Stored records
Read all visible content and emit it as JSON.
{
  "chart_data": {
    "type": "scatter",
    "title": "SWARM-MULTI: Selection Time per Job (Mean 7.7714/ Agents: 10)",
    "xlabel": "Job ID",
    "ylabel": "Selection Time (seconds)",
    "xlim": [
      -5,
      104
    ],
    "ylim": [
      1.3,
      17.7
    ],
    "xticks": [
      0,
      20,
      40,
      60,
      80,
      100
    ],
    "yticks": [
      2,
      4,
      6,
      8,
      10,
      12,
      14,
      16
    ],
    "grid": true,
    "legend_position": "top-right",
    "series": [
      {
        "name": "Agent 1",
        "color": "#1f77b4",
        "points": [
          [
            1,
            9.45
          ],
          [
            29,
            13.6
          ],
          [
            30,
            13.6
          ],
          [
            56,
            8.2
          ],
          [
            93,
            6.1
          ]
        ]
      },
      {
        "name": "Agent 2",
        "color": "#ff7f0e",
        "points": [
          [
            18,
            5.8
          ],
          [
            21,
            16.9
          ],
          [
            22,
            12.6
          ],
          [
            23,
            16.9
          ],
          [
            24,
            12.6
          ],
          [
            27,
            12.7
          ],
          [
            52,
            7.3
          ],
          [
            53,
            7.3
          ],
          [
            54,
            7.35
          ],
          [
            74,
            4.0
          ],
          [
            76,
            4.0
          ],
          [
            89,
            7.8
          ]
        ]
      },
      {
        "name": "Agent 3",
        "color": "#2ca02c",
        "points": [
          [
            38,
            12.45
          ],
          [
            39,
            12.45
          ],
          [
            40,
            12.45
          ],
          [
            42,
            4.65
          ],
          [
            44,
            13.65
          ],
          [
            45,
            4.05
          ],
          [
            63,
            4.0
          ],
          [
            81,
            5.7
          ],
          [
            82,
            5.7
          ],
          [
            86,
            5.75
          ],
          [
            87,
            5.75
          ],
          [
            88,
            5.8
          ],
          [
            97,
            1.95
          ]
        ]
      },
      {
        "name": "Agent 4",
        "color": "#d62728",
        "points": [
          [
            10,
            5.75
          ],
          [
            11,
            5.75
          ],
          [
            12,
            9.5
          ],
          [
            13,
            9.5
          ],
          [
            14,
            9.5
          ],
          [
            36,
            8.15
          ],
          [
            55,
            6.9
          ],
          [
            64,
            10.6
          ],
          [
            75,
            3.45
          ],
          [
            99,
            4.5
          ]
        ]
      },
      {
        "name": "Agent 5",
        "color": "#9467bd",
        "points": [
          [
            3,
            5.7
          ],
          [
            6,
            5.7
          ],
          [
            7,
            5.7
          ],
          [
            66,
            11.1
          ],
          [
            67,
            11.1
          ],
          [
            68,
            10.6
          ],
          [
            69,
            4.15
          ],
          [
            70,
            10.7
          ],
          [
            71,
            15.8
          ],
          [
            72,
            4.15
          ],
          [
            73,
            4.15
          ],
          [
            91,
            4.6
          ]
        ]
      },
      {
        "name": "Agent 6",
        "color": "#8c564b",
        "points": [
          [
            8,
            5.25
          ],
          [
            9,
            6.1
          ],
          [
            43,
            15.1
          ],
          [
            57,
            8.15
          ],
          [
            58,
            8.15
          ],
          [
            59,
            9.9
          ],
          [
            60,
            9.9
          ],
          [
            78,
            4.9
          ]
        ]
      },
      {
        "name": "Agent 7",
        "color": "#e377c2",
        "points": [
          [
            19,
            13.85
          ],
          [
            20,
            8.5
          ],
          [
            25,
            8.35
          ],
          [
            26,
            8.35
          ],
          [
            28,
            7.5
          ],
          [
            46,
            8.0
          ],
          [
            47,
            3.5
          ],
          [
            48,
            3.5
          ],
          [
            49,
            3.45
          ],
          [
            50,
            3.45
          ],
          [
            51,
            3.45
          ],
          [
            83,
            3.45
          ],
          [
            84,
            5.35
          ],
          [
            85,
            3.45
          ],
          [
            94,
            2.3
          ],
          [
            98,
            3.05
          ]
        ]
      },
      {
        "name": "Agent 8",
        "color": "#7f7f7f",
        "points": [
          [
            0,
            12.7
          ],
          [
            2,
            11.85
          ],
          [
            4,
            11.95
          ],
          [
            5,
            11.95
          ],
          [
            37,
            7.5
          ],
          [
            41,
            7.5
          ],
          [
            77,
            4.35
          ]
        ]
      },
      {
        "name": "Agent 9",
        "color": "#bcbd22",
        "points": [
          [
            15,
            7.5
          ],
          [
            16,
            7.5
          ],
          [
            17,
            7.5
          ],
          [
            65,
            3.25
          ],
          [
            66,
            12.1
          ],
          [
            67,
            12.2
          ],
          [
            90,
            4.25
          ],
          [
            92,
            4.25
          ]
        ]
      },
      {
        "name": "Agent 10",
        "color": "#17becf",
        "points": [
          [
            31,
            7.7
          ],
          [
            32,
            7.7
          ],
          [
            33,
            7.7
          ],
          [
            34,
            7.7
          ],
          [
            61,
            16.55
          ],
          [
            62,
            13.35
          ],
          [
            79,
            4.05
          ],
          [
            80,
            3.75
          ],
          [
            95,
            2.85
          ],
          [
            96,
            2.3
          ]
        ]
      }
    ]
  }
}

#### Task statement
Extract every record. Keep wording exact.

#### Finished answer
Read all visible content and emit it as JSON.
{
  "chart_data": {
    "type": "scatter",
    "title": "SWARM-MULTI: Selection Time per Job (Mean 7.7714/ Agents: 10)",
    "xlabel": "Job ID",
    "ylabel": "Selection Time (seconds)",
    "xlim": [
      -5,
      104
    ],
    "ylim": [
      1.3,
      17.7
    ],
    "xticks": [
      0,
      20,
      40,
      60,
      80,
      100
    ],
    "yticks": [
      2,
      4,
      6,
      8,
      10,
      12,
      14,
      16
    ],
    "grid": true,
    "legend_position": "top-right",
    "series": [
      {
        "name": "Agent 1",
        "color": "#1f77b4",
        "points": [
          [
            1,
            9.45
          ],
          [
            29,
            13.6
          ],
          [
            30,
            13.6
          ],
          [
            56,
            8.2
          ],
          [
            93,
            6.1
          ]
        ]
      },
      {
        "name": "Agent 2",
        "color": "#ff7f0e",
        "points": [
          [
            18,
            5.8
          ],
          [
            21,
            16.9
          ],
          [
            22,
            12.6
          ],
          [
            23,
            16.9
          ],
          [
            24,
            12.6
          ],
          [
            27,
            12.7
          ],
          [
            52,
            7.3
          ],
          [
            53,
            7.3
          ],
          [
            54,
            7.35
          ],
          [
            74,
            4.0
          ],
          [
            76,
            4.0
          ],
          [
            89,
            7.8
          ]
        ]
      },
      {
        "name": "Agent 3",
        "color": "#2ca02c",
        "points": [
          [
            38,
            12.45
          ],
          [
            39,
            12.45
          ],
          [
            40,
            12.45
          ],
          [
            42,
            4.65
          ],
          [
            44,
            13.65
          ],
          [
            45,
            4.05
          ],
          [
            63,
            4.0
          ],
          [
            81,
            5.7
          ],
          [
            82,
            5.7
          ],
          [
            86,
            5.75
          ],
          [
            87,
            5.75
          ],
          [
            88,
            5.8
          ],
          [
            97,
            1.95
          ]
        ]
      },
      {
        "name": "Agent 4",
        "color": "#d62728",
        "points": [
          [
            10,
            5.75
          ],
          [
            11,
            5.75
          ],
          [
            12,
            9.5
          ],
          [
            13,
            9.5
          ],
          [
            14,
            9.5
          ],
          [
            36,
            8.15
          ],
          [
            55,
            6.9
          ],
          [
            64,
            10.6
          ],
          [
            75,
            3.45
          ],
          [
            99,
            4.5
          ]
        ]
      },
      {
        "name": "Agent 5",
        "color": "#9467bd",
        "points": [
          [
            3,
            5.7
          ],
          [
            6,
            5.7
          ],
          [
            7,
            5.7
          ],
          [
            66,
            11.1
          ],
          [
            67,
            11.1
          ],
          [
            68,
            10.6
          ],
          [
            69,
            4.15
          ],
          [
            70,
            10.7
          ],
          [
            71,
            15.8
          ],
          [
            72,
            4.15
          ],
          [
            73,
            4.15
          ],
          [
            91,
            4.6
          ]
        ]
      },
      {
        "name": "Agent 6",
        "color": "#8c564b",
        "points": [
          [
            8,
            5.25
          ],
          [
            9,
            6.1
          ],
          [
            43,
            15.1
          ],
          [
            57,
            8.15
          ],
          [
            58,
            8.15
          ],
          [
            59,
            9.9
          ],
          [
            60,
            9.9
          ],
          [
            78,
            4.9
          ]
        ]
      },
      {
        "name": "Agent 7",
        "color": "#e377c2",
        "points": [
          [
            19,
            13.85
          ],
          [
            20,
            8.5
          ],
          [
            25,
            8.35
          ],
          [
            26,
            8.35
          ],
          [
            28,
            7.5
          ],
          [
            46,
            8.0
          ],
          [
            47,
            3.5
          ],
          [
            48,
            3.5
          ],
          [
            49,
            3.45
          ],
          [
            50,
            3.45
          ],
          [
            51,
            3.45
          ],
          [
            83,
            3.45
          ],
          [
            84,
            5.35
          ],
          [
            85,
            3.45
          ],
          [
            94,
            2.3
          ],
          [
            98,
            3.05
          ]
        ]
      },
      {
        "name": "Agent 8",
        "color": "#7f7f7f",
        "points": [
          [
            0,
            12.7
          ],
          [
            2,
            11.85
          ],
          [
            4,
            11.95
          ],
          [
            5,
            11.95
          ],
          [
            37,
            7.5
          ],
          [
            41,
            7.5
          ],
          [
            77,
            4.35
          ]
        ]
      },
      {
        "name": "Agent 9",
        "color": "#bcbd22",
        "points": [
          [
            15,
            7.5
          ],
          [
            16,
            7.5
          ],
          [
            17,
            7.5
          ],
          [
            65,
            3.25
          ],
          [
            66,
            12.1
          ],
          [
            67,
            12.2
          ],
          [
            90,
            4.25
          ],
          [
            92,
            4.25
          ]
        ]
      },
      {
        "name": "Agent 10",
        "color": "#17becf",
        "points": [
          [
            31,
            7.7
          ],
          [
            32,
            7.7
          ],
          [
            33,
            7.7
          ],
          [
            34,
            7.7
          ],
          [
            61,
            16.55
          ],
          [
            62,
            13.35
          ],
          [
            79,
            4.05
          ],
          [
            80,
            3.75
          ],
          [
            95,
            2.85
          ],
          [
            96,
            2.3
          ]
        ]
      }
    ]
  }
}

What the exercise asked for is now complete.